SHORT PROBLEM
Find every line in the records below that holds the word "value", and copy each one.

- - - - - - -

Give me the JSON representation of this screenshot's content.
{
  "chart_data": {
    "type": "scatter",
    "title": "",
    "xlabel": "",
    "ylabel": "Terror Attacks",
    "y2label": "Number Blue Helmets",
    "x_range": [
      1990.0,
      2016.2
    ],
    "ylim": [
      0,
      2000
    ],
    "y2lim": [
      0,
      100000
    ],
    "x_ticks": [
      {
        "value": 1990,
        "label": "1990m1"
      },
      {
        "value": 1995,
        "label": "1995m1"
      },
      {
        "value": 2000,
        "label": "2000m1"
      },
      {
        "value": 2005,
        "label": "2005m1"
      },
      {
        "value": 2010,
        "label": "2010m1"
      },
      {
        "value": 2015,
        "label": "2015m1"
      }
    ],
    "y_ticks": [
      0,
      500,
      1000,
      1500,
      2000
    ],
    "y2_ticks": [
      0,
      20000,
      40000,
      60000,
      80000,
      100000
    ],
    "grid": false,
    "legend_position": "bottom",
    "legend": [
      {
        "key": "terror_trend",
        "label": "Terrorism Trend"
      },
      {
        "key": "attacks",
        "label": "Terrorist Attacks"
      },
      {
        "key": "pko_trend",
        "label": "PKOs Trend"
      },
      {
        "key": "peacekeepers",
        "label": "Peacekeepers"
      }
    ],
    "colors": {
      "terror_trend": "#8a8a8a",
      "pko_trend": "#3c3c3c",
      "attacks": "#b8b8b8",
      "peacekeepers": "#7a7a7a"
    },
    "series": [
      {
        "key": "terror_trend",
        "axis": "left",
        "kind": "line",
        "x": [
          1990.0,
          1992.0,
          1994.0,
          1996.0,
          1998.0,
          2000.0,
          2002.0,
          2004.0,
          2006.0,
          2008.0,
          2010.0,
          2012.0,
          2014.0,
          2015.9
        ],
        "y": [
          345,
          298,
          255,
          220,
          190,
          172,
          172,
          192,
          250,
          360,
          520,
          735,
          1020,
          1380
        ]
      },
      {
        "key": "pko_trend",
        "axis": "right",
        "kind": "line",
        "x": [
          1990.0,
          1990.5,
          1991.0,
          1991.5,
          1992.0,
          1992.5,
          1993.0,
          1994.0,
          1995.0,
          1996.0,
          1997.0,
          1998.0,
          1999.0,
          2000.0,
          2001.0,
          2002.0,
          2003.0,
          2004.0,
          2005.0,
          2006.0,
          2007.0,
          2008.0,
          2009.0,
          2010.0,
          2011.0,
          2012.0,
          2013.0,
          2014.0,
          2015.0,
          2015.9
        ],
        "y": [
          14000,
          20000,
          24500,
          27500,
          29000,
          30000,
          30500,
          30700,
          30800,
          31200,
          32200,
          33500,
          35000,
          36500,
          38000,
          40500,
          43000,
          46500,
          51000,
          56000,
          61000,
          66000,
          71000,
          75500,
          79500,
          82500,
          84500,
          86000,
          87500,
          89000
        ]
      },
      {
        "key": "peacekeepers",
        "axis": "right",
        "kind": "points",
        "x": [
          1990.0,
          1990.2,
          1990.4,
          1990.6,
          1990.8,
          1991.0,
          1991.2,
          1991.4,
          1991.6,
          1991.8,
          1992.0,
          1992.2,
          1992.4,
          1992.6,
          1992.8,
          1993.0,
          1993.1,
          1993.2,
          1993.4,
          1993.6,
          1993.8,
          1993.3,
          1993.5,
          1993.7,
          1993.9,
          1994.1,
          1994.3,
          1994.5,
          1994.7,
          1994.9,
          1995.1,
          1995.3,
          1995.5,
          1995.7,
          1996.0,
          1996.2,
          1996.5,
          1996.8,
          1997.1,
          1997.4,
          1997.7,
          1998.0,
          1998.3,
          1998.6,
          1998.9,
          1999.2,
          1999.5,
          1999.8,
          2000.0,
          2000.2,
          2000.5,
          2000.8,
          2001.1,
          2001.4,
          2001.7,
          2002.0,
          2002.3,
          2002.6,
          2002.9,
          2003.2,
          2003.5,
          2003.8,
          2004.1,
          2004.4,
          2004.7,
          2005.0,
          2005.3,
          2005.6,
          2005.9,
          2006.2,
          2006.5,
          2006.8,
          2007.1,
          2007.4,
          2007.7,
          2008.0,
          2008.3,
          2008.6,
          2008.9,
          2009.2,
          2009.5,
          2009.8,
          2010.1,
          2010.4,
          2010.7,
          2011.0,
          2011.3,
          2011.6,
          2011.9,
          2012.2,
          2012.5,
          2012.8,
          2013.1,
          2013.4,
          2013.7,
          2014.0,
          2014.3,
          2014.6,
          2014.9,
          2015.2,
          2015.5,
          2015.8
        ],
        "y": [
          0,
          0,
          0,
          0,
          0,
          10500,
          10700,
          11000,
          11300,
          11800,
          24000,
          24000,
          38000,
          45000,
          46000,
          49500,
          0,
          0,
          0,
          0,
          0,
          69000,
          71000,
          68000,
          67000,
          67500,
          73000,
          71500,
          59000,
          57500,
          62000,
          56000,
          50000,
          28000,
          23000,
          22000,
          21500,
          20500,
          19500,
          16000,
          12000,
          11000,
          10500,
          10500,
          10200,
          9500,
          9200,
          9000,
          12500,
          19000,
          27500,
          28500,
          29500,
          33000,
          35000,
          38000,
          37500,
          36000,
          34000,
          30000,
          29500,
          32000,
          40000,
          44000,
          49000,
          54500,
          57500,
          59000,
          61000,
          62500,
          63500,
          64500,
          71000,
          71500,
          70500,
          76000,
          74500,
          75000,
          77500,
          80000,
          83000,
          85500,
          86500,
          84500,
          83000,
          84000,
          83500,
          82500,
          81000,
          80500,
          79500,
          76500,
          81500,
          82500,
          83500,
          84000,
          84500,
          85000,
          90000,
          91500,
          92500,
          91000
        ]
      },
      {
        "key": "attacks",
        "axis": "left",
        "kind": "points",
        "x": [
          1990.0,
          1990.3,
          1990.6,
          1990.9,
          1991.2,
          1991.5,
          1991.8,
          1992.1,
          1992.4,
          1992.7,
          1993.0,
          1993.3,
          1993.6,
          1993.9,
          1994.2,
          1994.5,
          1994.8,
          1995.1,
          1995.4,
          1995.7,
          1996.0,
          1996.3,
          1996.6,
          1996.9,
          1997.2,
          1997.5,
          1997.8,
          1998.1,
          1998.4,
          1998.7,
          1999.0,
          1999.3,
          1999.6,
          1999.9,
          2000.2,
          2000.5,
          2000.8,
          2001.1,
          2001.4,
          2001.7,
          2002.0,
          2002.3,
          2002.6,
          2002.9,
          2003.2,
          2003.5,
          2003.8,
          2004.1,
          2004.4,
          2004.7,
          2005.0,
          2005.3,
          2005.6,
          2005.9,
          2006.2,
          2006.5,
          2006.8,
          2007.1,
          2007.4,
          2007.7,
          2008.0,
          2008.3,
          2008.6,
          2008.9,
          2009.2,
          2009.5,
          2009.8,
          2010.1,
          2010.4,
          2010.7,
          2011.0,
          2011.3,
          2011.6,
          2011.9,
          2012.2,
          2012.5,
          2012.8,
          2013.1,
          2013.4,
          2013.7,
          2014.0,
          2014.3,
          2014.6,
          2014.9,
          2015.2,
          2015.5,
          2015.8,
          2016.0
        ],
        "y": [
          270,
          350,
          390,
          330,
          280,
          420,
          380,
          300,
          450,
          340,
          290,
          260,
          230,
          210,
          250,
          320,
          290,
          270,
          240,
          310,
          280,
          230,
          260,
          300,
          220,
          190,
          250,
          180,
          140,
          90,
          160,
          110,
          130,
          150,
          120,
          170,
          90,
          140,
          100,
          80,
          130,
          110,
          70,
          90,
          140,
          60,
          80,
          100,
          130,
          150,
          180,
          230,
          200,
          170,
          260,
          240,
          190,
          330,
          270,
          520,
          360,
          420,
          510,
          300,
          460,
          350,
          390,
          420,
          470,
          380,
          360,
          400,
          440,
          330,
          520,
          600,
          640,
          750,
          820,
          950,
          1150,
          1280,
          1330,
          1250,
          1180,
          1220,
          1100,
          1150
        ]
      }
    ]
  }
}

- - - - - - -

EXPECTED ANSWER
        "value": 1990,
        "value": 1995,
        "value": 2000,
        "value": 2005,
        "value": 2010,
        "value": 2015,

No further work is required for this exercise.